STATED EXERCISE: Leave out the pictures and copy every record exactly.

ENTRIES SHOWN:
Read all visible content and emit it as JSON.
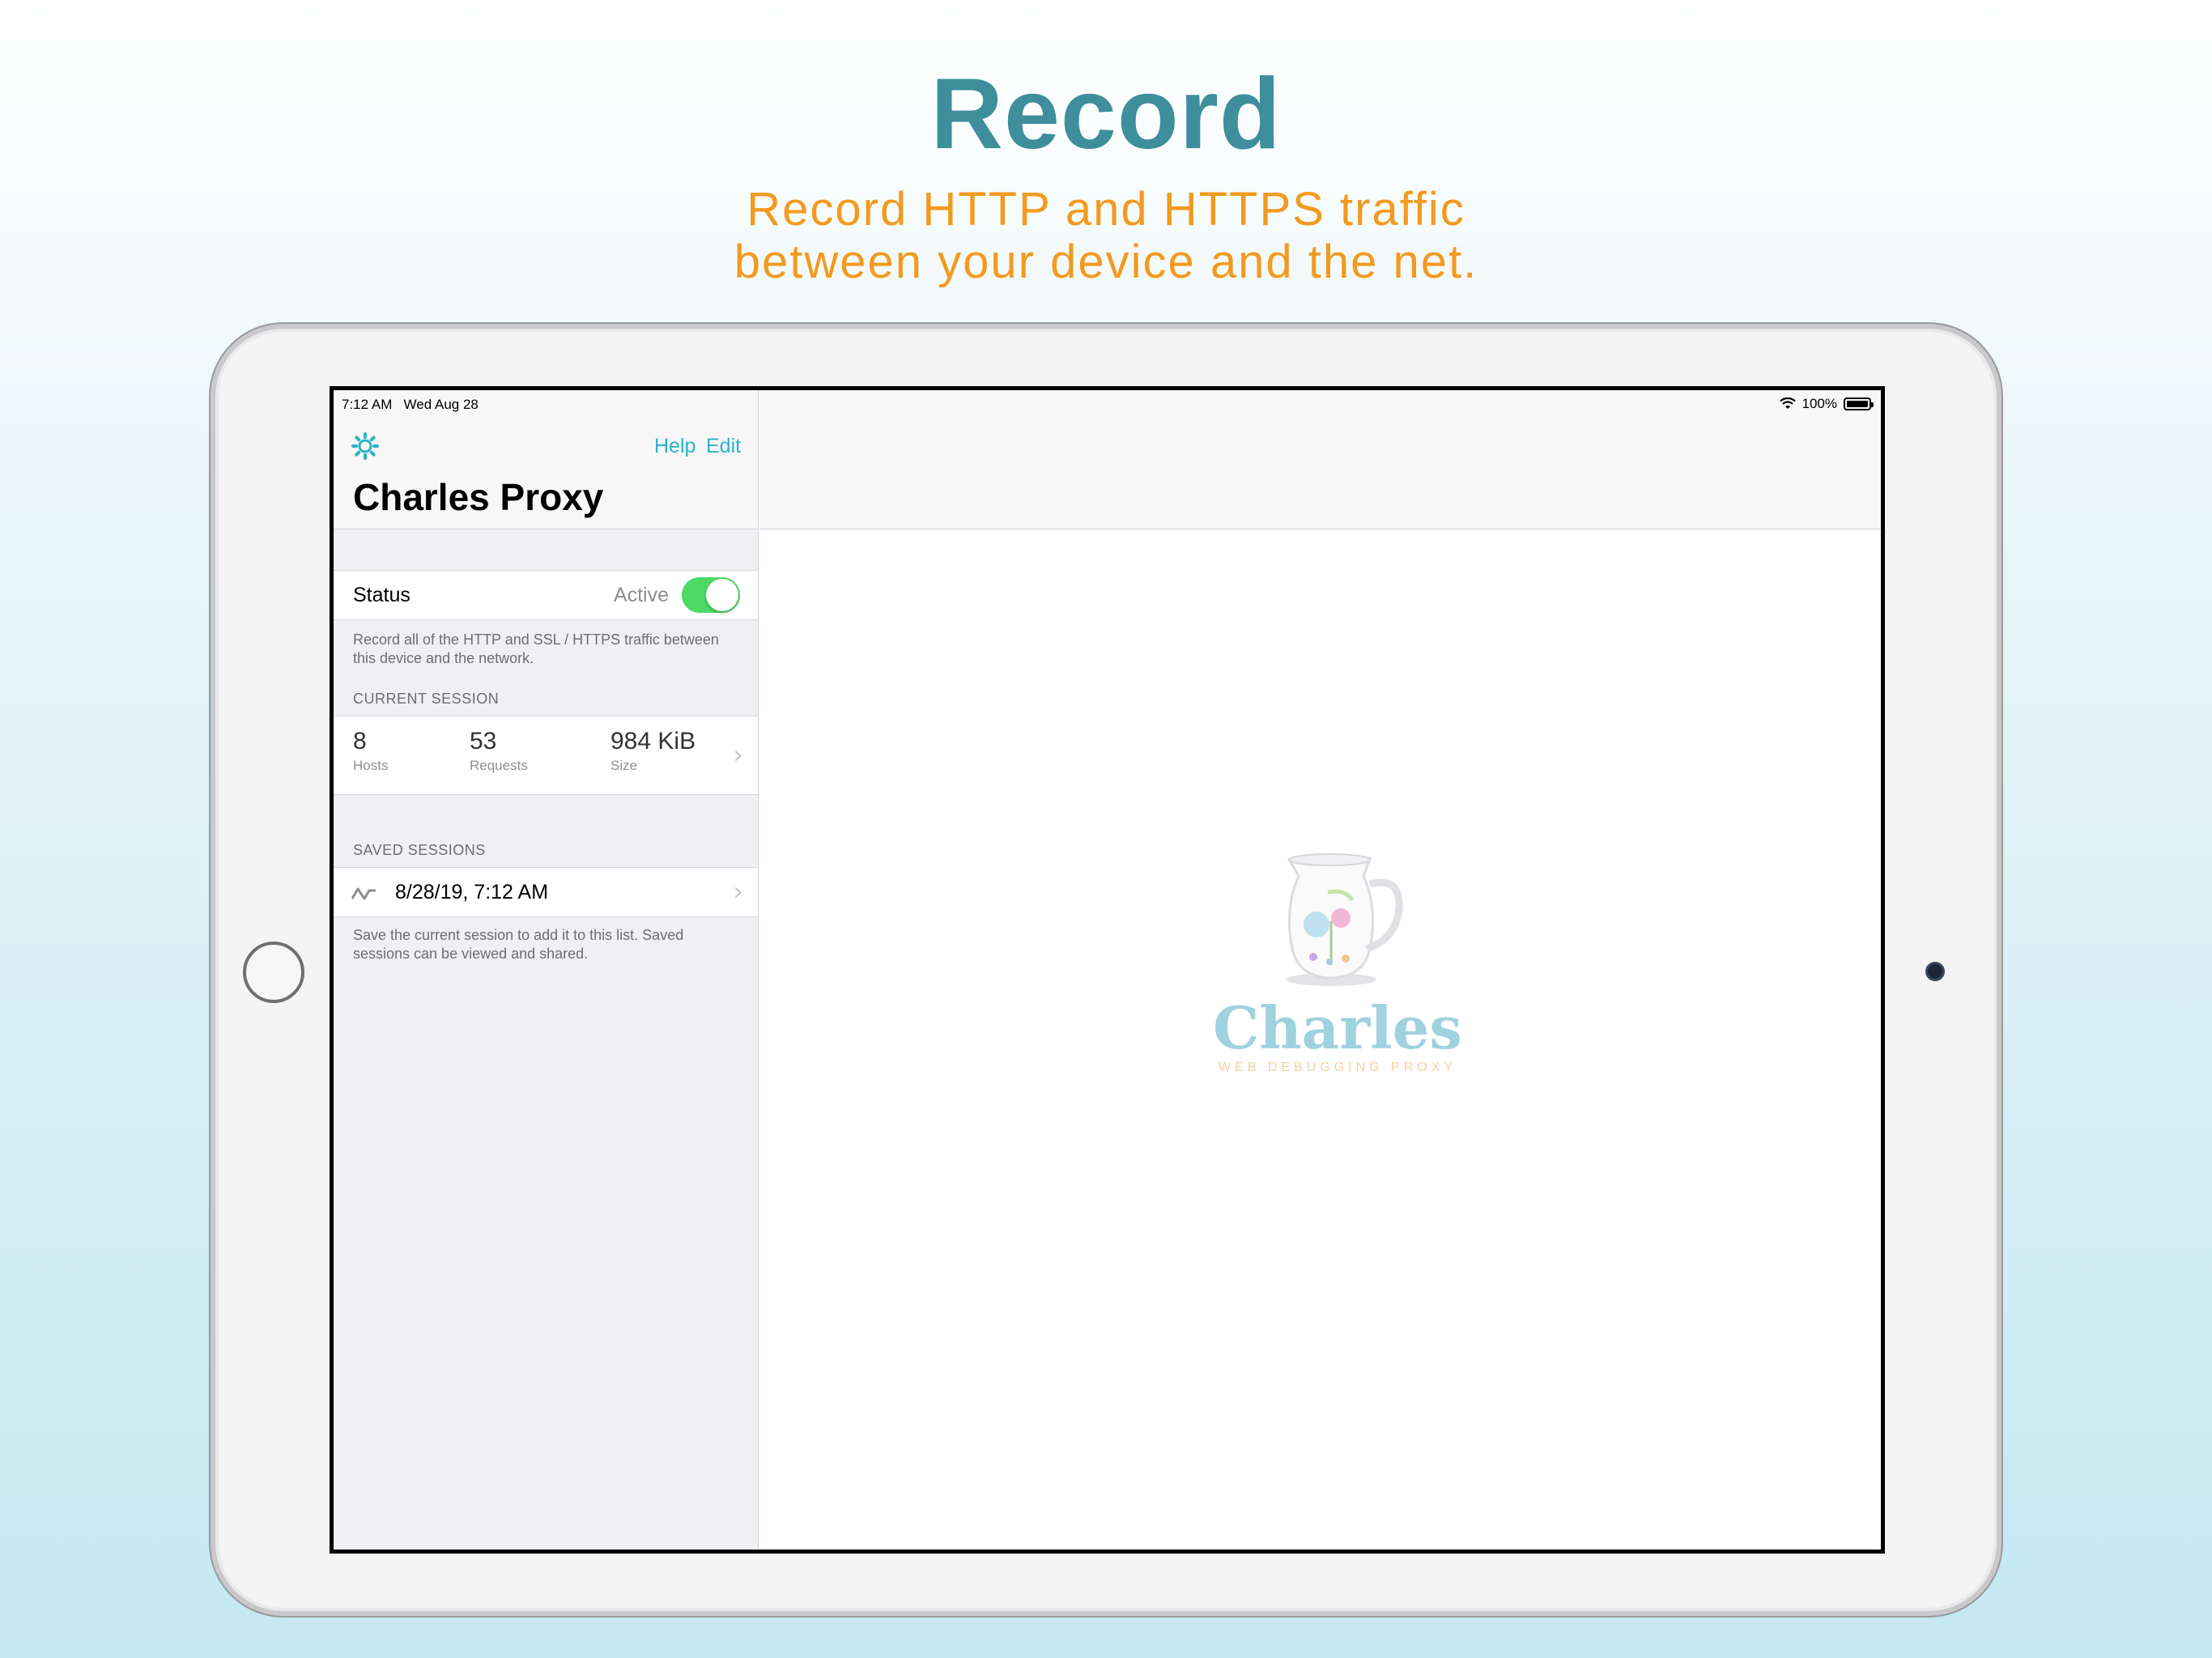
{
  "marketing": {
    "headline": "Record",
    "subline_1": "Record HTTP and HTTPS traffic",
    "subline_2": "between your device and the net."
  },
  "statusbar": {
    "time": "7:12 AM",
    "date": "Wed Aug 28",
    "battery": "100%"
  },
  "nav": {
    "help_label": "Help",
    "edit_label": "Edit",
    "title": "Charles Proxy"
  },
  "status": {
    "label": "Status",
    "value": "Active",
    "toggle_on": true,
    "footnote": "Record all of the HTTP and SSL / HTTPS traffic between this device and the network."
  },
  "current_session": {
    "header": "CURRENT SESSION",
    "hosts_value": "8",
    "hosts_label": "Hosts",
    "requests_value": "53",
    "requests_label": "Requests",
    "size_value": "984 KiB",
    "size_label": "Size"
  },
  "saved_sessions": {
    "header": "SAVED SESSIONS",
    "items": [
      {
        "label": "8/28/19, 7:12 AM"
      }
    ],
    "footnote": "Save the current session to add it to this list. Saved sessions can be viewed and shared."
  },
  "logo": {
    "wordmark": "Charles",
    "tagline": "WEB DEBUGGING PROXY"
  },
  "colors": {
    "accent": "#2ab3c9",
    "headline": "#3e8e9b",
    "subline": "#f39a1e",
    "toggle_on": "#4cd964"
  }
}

RESPONSE FOR THIS EXERCISE:
Read all visible content and emit it as JSON.
{
  "marketing": {
    "headline": "Record",
    "subline_1": "Record HTTP and HTTPS traffic",
    "subline_2": "between your device and the net."
  },
  "statusbar": {
    "time": "7:12 AM",
    "date": "Wed Aug 28",
    "battery": "100%"
  },
  "nav": {
    "help_label": "Help",
    "edit_label": "Edit",
    "title": "Charles Proxy"
  },
  "status": {
    "label": "Status",
    "value": "Active",
    "toggle_on": true,
    "footnote": "Record all of the HTTP and SSL / HTTPS traffic between this device and the network."
  },
  "current_session": {
    "header": "CURRENT SESSION",
    "hosts_value": "8",
    "hosts_label": "Hosts",
    "requests_value": "53",
    "requests_label": "Requests",
    "size_value": "984 KiB",
    "size_label": "Size"
  },
  "saved_sessions": {
    "header": "SAVED SESSIONS",
    "items": [
      {
        "label": "8/28/19, 7:12 AM"
      }
    ],
    "footnote": "Save the current session to add it to this list. Saved sessions can be viewed and shared."
  },
  "logo": {
    "wordmark": "Charles",
    "tagline": "WEB DEBUGGING PROXY"
  },
  "colors": {
    "accent": "#2ab3c9",
    "headline": "#3e8e9b",
    "subline": "#f39a1e",
    "toggle_on": "#4cd964"
  }
}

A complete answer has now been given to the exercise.